(EXERCISE INSTRUCTIONS):
Return the full listing exactly as it is written.

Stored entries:
—————
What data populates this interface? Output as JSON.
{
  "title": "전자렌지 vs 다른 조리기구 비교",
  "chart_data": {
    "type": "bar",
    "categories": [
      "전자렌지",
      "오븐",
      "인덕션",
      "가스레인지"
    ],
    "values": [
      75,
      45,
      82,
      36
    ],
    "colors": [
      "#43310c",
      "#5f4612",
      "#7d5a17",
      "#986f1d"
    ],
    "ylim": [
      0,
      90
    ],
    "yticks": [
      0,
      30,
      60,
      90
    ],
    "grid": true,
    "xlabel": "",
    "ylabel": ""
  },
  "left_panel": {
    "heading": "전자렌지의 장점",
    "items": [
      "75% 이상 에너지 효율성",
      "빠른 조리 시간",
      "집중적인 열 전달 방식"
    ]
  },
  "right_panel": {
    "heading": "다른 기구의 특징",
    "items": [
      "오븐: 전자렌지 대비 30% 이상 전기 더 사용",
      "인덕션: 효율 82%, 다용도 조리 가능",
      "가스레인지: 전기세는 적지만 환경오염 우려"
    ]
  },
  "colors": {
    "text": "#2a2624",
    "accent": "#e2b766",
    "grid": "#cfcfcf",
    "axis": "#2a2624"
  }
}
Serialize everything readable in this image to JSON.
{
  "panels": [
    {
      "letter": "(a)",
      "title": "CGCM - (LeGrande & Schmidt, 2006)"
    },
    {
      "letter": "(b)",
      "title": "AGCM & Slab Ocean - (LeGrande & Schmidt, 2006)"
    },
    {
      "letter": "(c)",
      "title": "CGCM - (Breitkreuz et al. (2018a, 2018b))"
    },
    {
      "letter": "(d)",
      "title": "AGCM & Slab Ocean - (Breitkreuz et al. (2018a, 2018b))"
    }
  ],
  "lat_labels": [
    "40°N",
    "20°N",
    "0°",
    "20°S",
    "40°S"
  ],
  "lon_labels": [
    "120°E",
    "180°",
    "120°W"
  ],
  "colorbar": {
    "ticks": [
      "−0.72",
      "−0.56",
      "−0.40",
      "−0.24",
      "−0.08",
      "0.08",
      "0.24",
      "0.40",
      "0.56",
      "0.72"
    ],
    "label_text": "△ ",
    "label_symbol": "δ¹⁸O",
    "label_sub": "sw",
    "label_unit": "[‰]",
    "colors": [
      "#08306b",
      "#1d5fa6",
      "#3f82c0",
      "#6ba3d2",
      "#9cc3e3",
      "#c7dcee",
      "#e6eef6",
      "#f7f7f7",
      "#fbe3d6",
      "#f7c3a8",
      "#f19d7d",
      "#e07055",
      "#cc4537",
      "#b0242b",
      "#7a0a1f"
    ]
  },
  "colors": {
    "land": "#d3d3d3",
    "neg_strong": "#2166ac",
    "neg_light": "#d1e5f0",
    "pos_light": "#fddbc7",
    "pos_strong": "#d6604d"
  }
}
—————
(TASK OUTPUT):
What data populates this interface? Output as JSON.
{
  "title": "전자렌지 vs 다른 조리기구 비교",
  "chart_data": {
    "type": "bar",
    "categories": [
      "전자렌지",
      "오븐",
      "인덕션",
      "가스레인지"
    ],
    "values": [
      75,
      45,
      82,
      36
    ],
    "colors": [
      "#43310c",
      "#5f4612",
      "#7d5a17",
      "#986f1d"
    ],
    "ylim": [
      0,
      90
    ],
    "yticks": [
      0,
      30,
      60,
      90
    ],
    "grid": true,
    "xlabel": "",
    "ylabel": ""
  },
  "left_panel": {
    "heading": "전자렌지의 장점",
    "items": [
      "75% 이상 에너지 효율성",
      "빠른 조리 시간",
      "집중적인 열 전달 방식"
    ]
  },
  "right_panel": {
    "heading": "다른 기구의 특징",
    "items": [
      "오븐: 전자렌지 대비 30% 이상 전기 더 사용",
      "인덕션: 효율 82%, 다용도 조리 가능",
      "가스레인지: 전기세는 적지만 환경오염 우려"
    ]
  },
  "colors": {
    "text": "#2a2624",
    "accent": "#e2b766",
    "grid": "#cfcfcf",
    "axis": "#2a2624"
  }
}
Serialize everything readable in this image to JSON.
{
  "panels": [
    {
      "letter": "(a)",
      "title": "CGCM - (LeGrande & Schmidt, 2006)"
    },
    {
      "letter": "(b)",
      "title": "AGCM & Slab Ocean - (LeGrande & Schmidt, 2006)"
    },
    {
      "letter": "(c)",
      "title": "CGCM - (Breitkreuz et al. (2018a, 2018b))"
    },
    {
      "letter": "(d)",
      "title": "AGCM & Slab Ocean - (Breitkreuz et al. (2018a, 2018b))"
    }
  ],
  "lat_labels": [
    "40°N",
    "20°N",
    "0°",
    "20°S",
    "40°S"
  ],
  "lon_labels": [
    "120°E",
    "180°",
    "120°W"
  ],
  "colorbar": {
    "ticks": [
      "−0.72",
      "−0.56",
      "−0.40",
      "−0.24",
      "−0.08",
      "0.08",
      "0.24",
      "0.40",
      "0.56",
      "0.72"
    ],
    "label_text": "△ ",
    "label_symbol": "δ¹⁸O",
    "label_sub": "sw",
    "label_unit": "[‰]",
    "colors": [
      "#08306b",
      "#1d5fa6",
      "#3f82c0",
      "#6ba3d2",
      "#9cc3e3",
      "#c7dcee",
      "#e6eef6",
      "#f7f7f7",
      "#fbe3d6",
      "#f7c3a8",
      "#f19d7d",
      "#e07055",
      "#cc4537",
      "#b0242b",
      "#7a0a1f"
    ]
  },
  "colors": {
    "land": "#d3d3d3",
    "neg_strong": "#2166ac",
    "neg_light": "#d1e5f0",
    "pos_light": "#fddbc7",
    "pos_strong": "#d6604d"
  }
}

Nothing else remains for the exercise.